● **Directive**
Each record needs to be echoed exactly; can you do that?

====== Supplied material

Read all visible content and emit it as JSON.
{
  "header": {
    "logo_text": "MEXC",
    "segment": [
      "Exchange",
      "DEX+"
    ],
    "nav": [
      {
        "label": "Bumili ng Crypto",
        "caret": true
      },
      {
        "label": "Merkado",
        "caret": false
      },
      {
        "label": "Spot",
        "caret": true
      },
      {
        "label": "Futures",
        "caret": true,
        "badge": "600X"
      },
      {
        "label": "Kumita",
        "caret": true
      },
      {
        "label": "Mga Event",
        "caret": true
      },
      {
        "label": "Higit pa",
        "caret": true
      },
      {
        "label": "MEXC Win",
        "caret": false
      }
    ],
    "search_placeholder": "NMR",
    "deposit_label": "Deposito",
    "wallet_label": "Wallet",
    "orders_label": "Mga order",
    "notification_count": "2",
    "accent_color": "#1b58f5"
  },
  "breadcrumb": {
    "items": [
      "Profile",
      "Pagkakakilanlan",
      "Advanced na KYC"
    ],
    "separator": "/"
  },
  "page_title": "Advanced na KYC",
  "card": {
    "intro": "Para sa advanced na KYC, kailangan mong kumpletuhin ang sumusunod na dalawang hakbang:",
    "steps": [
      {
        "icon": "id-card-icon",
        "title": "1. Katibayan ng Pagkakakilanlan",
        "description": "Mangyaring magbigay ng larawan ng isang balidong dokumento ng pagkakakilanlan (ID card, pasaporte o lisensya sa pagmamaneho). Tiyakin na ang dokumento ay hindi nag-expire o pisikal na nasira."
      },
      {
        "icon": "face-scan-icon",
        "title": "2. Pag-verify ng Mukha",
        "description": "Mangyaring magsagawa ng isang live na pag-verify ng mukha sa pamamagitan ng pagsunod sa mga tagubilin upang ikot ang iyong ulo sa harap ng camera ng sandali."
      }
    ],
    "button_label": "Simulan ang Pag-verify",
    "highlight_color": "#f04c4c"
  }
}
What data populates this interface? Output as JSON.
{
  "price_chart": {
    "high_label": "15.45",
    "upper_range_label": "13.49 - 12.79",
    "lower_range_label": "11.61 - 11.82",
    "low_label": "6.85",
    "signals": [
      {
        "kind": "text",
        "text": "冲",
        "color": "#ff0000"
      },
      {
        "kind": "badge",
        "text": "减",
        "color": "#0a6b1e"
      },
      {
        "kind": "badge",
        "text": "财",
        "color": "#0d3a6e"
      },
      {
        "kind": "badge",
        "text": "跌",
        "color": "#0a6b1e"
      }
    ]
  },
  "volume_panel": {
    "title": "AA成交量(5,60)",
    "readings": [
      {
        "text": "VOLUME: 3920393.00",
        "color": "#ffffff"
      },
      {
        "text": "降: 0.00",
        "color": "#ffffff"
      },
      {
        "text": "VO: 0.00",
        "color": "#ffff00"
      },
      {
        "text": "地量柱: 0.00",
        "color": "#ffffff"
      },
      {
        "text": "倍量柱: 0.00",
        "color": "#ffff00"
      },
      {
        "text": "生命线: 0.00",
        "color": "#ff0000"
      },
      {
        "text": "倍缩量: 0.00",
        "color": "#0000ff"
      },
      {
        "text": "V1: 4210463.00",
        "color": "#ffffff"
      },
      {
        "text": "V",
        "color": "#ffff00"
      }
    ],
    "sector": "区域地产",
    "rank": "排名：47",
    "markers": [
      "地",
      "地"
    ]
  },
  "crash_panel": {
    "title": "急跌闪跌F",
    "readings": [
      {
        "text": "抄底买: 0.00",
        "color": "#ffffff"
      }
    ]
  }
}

============

● **Response to the exercise**
Read all visible content and emit it as JSON.
{
  "header": {
    "logo_text": "MEXC",
    "segment": [
      "Exchange",
      "DEX+"
    ],
    "nav": [
      {
        "label": "Bumili ng Crypto",
        "caret": true
      },
      {
        "label": "Merkado",
        "caret": false
      },
      {
        "label": "Spot",
        "caret": true
      },
      {
        "label": "Futures",
        "caret": true,
        "badge": "600X"
      },
      {
        "label": "Kumita",
        "caret": true
      },
      {
        "label": "Mga Event",
        "caret": true
      },
      {
        "label": "Higit pa",
        "caret": true
      },
      {
        "label": "MEXC Win",
        "caret": false
      }
    ],
    "search_placeholder": "NMR",
    "deposit_label": "Deposito",
    "wallet_label": "Wallet",
    "orders_label": "Mga order",
    "notification_count": "2",
    "accent_color": "#1b58f5"
  },
  "breadcrumb": {
    "items": [
      "Profile",
      "Pagkakakilanlan",
      "Advanced na KYC"
    ],
    "separator": "/"
  },
  "page_title": "Advanced na KYC",
  "card": {
    "intro": "Para sa advanced na KYC, kailangan mong kumpletuhin ang sumusunod na dalawang hakbang:",
    "steps": [
      {
        "icon": "id-card-icon",
        "title": "1. Katibayan ng Pagkakakilanlan",
        "description": "Mangyaring magbigay ng larawan ng isang balidong dokumento ng pagkakakilanlan (ID card, pasaporte o lisensya sa pagmamaneho). Tiyakin na ang dokumento ay hindi nag-expire o pisikal na nasira."
      },
      {
        "icon": "face-scan-icon",
        "title": "2. Pag-verify ng Mukha",
        "description": "Mangyaring magsagawa ng isang live na pag-verify ng mukha sa pamamagitan ng pagsunod sa mga tagubilin upang ikot ang iyong ulo sa harap ng camera ng sandali."
      }
    ],
    "button_label": "Simulan ang Pag-verify",
    "highlight_color": "#f04c4c"
  }
}
What data populates this interface? Output as JSON.
{
  "price_chart": {
    "high_label": "15.45",
    "upper_range_label": "13.49 - 12.79",
    "lower_range_label": "11.61 - 11.82",
    "low_label": "6.85",
    "signals": [
      {
        "kind": "text",
        "text": "冲",
        "color": "#ff0000"
      },
      {
        "kind": "badge",
        "text": "减",
        "color": "#0a6b1e"
      },
      {
        "kind": "badge",
        "text": "财",
        "color": "#0d3a6e"
      },
      {
        "kind": "badge",
        "text": "跌",
        "color": "#0a6b1e"
      }
    ]
  },
  "volume_panel": {
    "title": "AA成交量(5,60)",
    "readings": [
      {
        "text": "VOLUME: 3920393.00",
        "color": "#ffffff"
      },
      {
        "text": "降: 0.00",
        "color": "#ffffff"
      },
      {
        "text": "VO: 0.00",
        "color": "#ffff00"
      },
      {
        "text": "地量柱: 0.00",
        "color": "#ffffff"
      },
      {
        "text": "倍量柱: 0.00",
        "color": "#ffff00"
      },
      {
        "text": "生命线: 0.00",
        "color": "#ff0000"
      },
      {
        "text": "倍缩量: 0.00",
        "color": "#0000ff"
      },
      {
        "text": "V1: 4210463.00",
        "color": "#ffffff"
      },
      {
        "text": "V",
        "color": "#ffff00"
      }
    ],
    "sector": "区域地产",
    "rank": "排名：47",
    "markers": [
      "地",
      "地"
    ]
  },
  "crash_panel": {
    "title": "急跌闪跌F",
    "readings": [
      {
        "text": "抄底买: 0.00",
        "color": "#ffffff"
      }
    ]
  }
}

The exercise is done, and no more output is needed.